- **GOAL OF THE EXERCISE**
Repeat each line of the material exactly.

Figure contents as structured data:
"""
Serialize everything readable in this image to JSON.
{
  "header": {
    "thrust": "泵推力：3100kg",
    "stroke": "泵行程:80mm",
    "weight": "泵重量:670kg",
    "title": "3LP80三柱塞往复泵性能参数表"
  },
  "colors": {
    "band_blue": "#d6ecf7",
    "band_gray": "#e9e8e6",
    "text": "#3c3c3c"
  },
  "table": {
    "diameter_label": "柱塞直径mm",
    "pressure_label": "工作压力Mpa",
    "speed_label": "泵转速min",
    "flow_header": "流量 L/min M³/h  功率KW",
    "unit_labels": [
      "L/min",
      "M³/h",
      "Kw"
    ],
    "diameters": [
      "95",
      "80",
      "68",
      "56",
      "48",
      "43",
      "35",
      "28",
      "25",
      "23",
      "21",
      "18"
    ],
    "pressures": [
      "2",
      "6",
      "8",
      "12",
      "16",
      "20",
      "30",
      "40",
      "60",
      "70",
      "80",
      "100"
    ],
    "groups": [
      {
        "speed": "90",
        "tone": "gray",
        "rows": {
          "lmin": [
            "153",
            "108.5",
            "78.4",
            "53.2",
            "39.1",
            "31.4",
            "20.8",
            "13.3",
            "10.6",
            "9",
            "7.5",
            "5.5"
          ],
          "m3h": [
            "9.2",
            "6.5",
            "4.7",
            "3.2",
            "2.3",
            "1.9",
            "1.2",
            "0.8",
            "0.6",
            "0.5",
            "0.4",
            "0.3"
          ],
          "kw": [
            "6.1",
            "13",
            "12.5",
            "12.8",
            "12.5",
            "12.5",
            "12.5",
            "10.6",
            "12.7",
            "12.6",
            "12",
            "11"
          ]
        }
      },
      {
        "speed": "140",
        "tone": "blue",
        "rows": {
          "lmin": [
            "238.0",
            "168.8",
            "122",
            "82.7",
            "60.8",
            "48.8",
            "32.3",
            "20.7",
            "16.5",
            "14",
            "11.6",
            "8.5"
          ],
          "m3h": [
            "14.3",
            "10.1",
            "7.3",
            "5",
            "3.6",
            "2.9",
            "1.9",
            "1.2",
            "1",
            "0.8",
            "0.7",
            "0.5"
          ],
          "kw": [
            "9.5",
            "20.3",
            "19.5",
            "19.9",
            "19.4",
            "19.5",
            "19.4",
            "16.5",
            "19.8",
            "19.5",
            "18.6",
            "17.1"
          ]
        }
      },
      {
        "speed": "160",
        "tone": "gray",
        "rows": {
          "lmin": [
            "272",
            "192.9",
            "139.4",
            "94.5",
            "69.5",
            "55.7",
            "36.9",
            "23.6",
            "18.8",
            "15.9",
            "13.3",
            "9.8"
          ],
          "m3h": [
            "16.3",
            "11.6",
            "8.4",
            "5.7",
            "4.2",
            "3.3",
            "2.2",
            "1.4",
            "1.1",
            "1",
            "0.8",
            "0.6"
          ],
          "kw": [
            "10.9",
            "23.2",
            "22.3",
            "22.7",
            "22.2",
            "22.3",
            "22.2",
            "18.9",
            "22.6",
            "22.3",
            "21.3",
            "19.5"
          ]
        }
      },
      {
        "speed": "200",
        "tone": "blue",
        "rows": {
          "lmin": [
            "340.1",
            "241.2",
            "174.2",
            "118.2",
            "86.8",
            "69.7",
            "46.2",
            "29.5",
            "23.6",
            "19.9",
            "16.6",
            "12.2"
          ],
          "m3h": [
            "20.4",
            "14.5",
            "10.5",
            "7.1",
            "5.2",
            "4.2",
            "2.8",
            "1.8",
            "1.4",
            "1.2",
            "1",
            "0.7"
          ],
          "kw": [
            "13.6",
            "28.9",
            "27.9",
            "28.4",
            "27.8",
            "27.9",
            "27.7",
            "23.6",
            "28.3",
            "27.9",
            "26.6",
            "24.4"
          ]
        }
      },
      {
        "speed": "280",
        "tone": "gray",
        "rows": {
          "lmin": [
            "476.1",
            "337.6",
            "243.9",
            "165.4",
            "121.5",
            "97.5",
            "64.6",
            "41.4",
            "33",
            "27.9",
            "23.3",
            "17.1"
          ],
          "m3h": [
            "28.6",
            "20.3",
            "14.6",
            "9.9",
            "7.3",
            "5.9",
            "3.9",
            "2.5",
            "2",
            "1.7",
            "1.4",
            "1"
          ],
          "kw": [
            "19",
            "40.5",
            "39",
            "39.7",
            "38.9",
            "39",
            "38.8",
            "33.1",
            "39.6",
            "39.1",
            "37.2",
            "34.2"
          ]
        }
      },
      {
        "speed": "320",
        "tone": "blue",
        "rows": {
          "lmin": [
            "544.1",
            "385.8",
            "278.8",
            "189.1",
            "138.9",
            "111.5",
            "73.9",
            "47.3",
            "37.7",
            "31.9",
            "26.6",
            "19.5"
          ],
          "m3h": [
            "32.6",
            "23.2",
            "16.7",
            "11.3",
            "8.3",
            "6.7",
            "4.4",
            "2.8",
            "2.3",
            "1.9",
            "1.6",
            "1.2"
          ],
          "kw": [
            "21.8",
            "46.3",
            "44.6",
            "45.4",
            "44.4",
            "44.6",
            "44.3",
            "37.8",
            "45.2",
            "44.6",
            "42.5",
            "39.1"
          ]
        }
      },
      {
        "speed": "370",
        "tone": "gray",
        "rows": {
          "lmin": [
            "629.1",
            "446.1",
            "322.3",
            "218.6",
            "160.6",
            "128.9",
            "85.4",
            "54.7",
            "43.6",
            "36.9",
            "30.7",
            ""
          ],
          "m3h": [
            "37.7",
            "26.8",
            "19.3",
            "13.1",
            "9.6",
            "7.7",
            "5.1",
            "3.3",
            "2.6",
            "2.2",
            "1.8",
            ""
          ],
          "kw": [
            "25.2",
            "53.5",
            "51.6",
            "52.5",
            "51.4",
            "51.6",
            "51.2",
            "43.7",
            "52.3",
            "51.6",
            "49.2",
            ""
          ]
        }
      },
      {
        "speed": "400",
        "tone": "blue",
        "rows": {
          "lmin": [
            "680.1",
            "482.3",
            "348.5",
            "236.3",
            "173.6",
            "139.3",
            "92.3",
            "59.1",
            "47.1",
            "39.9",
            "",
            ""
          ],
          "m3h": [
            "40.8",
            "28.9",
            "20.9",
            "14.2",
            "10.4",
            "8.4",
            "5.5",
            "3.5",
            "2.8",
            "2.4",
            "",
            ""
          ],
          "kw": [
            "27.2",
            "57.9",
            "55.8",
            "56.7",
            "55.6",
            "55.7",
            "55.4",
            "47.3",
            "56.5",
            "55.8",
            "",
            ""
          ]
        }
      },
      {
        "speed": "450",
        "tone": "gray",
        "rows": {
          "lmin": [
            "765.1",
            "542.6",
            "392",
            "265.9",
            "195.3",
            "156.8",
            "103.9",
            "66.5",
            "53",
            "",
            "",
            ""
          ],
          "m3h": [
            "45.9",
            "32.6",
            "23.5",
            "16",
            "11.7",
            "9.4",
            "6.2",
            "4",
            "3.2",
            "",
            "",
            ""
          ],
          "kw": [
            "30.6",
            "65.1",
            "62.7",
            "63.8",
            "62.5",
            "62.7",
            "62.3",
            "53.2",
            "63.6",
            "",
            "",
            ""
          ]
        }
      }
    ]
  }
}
"""
- **EXERCISE SOLUTION**
Serialize everything readable in this image to JSON.
{
  "header": {
    "thrust": "泵推力：3100kg",
    "stroke": "泵行程:80mm",
    "weight": "泵重量:670kg",
    "title": "3LP80三柱塞往复泵性能参数表"
  },
  "colors": {
    "band_blue": "#d6ecf7",
    "band_gray": "#e9e8e6",
    "text": "#3c3c3c"
  },
  "table": {
    "diameter_label": "柱塞直径mm",
    "pressure_label": "工作压力Mpa",
    "speed_label": "泵转速min",
    "flow_header": "流量 L/min M³/h  功率KW",
    "unit_labels": [
      "L/min",
      "M³/h",
      "Kw"
    ],
    "diameters": [
      "95",
      "80",
      "68",
      "56",
      "48",
      "43",
      "35",
      "28",
      "25",
      "23",
      "21",
      "18"
    ],
    "pressures": [
      "2",
      "6",
      "8",
      "12",
      "16",
      "20",
      "30",
      "40",
      "60",
      "70",
      "80",
      "100"
    ],
    "groups": [
      {
        "speed": "90",
        "tone": "gray",
        "rows": {
          "lmin": [
            "153",
            "108.5",
            "78.4",
            "53.2",
            "39.1",
            "31.4",
            "20.8",
            "13.3",
            "10.6",
            "9",
            "7.5",
            "5.5"
          ],
          "m3h": [
            "9.2",
            "6.5",
            "4.7",
            "3.2",
            "2.3",
            "1.9",
            "1.2",
            "0.8",
            "0.6",
            "0.5",
            "0.4",
            "0.3"
          ],
          "kw": [
            "6.1",
            "13",
            "12.5",
            "12.8",
            "12.5",
            "12.5",
            "12.5",
            "10.6",
            "12.7",
            "12.6",
            "12",
            "11"
          ]
        }
      },
      {
        "speed": "140",
        "tone": "blue",
        "rows": {
          "lmin": [
            "238.0",
            "168.8",
            "122",
            "82.7",
            "60.8",
            "48.8",
            "32.3",
            "20.7",
            "16.5",
            "14",
            "11.6",
            "8.5"
          ],
          "m3h": [
            "14.3",
            "10.1",
            "7.3",
            "5",
            "3.6",
            "2.9",
            "1.9",
            "1.2",
            "1",
            "0.8",
            "0.7",
            "0.5"
          ],
          "kw": [
            "9.5",
            "20.3",
            "19.5",
            "19.9",
            "19.4",
            "19.5",
            "19.4",
            "16.5",
            "19.8",
            "19.5",
            "18.6",
            "17.1"
          ]
        }
      },
      {
        "speed": "160",
        "tone": "gray",
        "rows": {
          "lmin": [
            "272",
            "192.9",
            "139.4",
            "94.5",
            "69.5",
            "55.7",
            "36.9",
            "23.6",
            "18.8",
            "15.9",
            "13.3",
            "9.8"
          ],
          "m3h": [
            "16.3",
            "11.6",
            "8.4",
            "5.7",
            "4.2",
            "3.3",
            "2.2",
            "1.4",
            "1.1",
            "1",
            "0.8",
            "0.6"
          ],
          "kw": [
            "10.9",
            "23.2",
            "22.3",
            "22.7",
            "22.2",
            "22.3",
            "22.2",
            "18.9",
            "22.6",
            "22.3",
            "21.3",
            "19.5"
          ]
        }
      },
      {
        "speed": "200",
        "tone": "blue",
        "rows": {
          "lmin": [
            "340.1",
            "241.2",
            "174.2",
            "118.2",
            "86.8",
            "69.7",
            "46.2",
            "29.5",
            "23.6",
            "19.9",
            "16.6",
            "12.2"
          ],
          "m3h": [
            "20.4",
            "14.5",
            "10.5",
            "7.1",
            "5.2",
            "4.2",
            "2.8",
            "1.8",
            "1.4",
            "1.2",
            "1",
            "0.7"
          ],
          "kw": [
            "13.6",
            "28.9",
            "27.9",
            "28.4",
            "27.8",
            "27.9",
            "27.7",
            "23.6",
            "28.3",
            "27.9",
            "26.6",
            "24.4"
          ]
        }
      },
      {
        "speed": "280",
        "tone": "gray",
        "rows": {
          "lmin": [
            "476.1",
            "337.6",
            "243.9",
            "165.4",
            "121.5",
            "97.5",
            "64.6",
            "41.4",
            "33",
            "27.9",
            "23.3",
            "17.1"
          ],
          "m3h": [
            "28.6",
            "20.3",
            "14.6",
            "9.9",
            "7.3",
            "5.9",
            "3.9",
            "2.5",
            "2",
            "1.7",
            "1.4",
            "1"
          ],
          "kw": [
            "19",
            "40.5",
            "39",
            "39.7",
            "38.9",
            "39",
            "38.8",
            "33.1",
            "39.6",
            "39.1",
            "37.2",
            "34.2"
          ]
        }
      },
      {
        "speed": "320",
        "tone": "blue",
        "rows": {
          "lmin": [
            "544.1",
            "385.8",
            "278.8",
            "189.1",
            "138.9",
            "111.5",
            "73.9",
            "47.3",
            "37.7",
            "31.9",
            "26.6",
            "19.5"
          ],
          "m3h": [
            "32.6",
            "23.2",
            "16.7",
            "11.3",
            "8.3",
            "6.7",
            "4.4",
            "2.8",
            "2.3",
            "1.9",
            "1.6",
            "1.2"
          ],
          "kw": [
            "21.8",
            "46.3",
            "44.6",
            "45.4",
            "44.4",
            "44.6",
            "44.3",
            "37.8",
            "45.2",
            "44.6",
            "42.5",
            "39.1"
          ]
        }
      },
      {
        "speed": "370",
        "tone": "gray",
        "rows": {
          "lmin": [
            "629.1",
            "446.1",
            "322.3",
            "218.6",
            "160.6",
            "128.9",
            "85.4",
            "54.7",
            "43.6",
            "36.9",
            "30.7",
            ""
          ],
          "m3h": [
            "37.7",
            "26.8",
            "19.3",
            "13.1",
            "9.6",
            "7.7",
            "5.1",
            "3.3",
            "2.6",
            "2.2",
            "1.8",
            ""
          ],
          "kw": [
            "25.2",
            "53.5",
            "51.6",
            "52.5",
            "51.4",
            "51.6",
            "51.2",
            "43.7",
            "52.3",
            "51.6",
            "49.2",
            ""
          ]
        }
      },
      {
        "speed": "400",
        "tone": "blue",
        "rows": {
          "lmin": [
            "680.1",
            "482.3",
            "348.5",
            "236.3",
            "173.6",
            "139.3",
            "92.3",
            "59.1",
            "47.1",
            "39.9",
            "",
            ""
          ],
          "m3h": [
            "40.8",
            "28.9",
            "20.9",
            "14.2",
            "10.4",
            "8.4",
            "5.5",
            "3.5",
            "2.8",
            "2.4",
            "",
            ""
          ],
          "kw": [
            "27.2",
            "57.9",
            "55.8",
            "56.7",
            "55.6",
            "55.7",
            "55.4",
            "47.3",
            "56.5",
            "55.8",
            "",
            ""
          ]
        }
      },
      {
        "speed": "450",
        "tone": "gray",
        "rows": {
          "lmin": [
            "765.1",
            "542.6",
            "392",
            "265.9",
            "195.3",
            "156.8",
            "103.9",
            "66.5",
            "53",
            "",
            "",
            ""
          ],
          "m3h": [
            "45.9",
            "32.6",
            "23.5",
            "16",
            "11.7",
            "9.4",
            "6.2",
            "4",
            "3.2",
            "",
            "",
            ""
          ],
          "kw": [
            "30.6",
            "65.1",
            "62.7",
            "63.8",
            "62.5",
            "62.7",
            "62.3",
            "53.2",
            "63.6",
            "",
            "",
            ""
          ]
        }
      }
    ]
  }
}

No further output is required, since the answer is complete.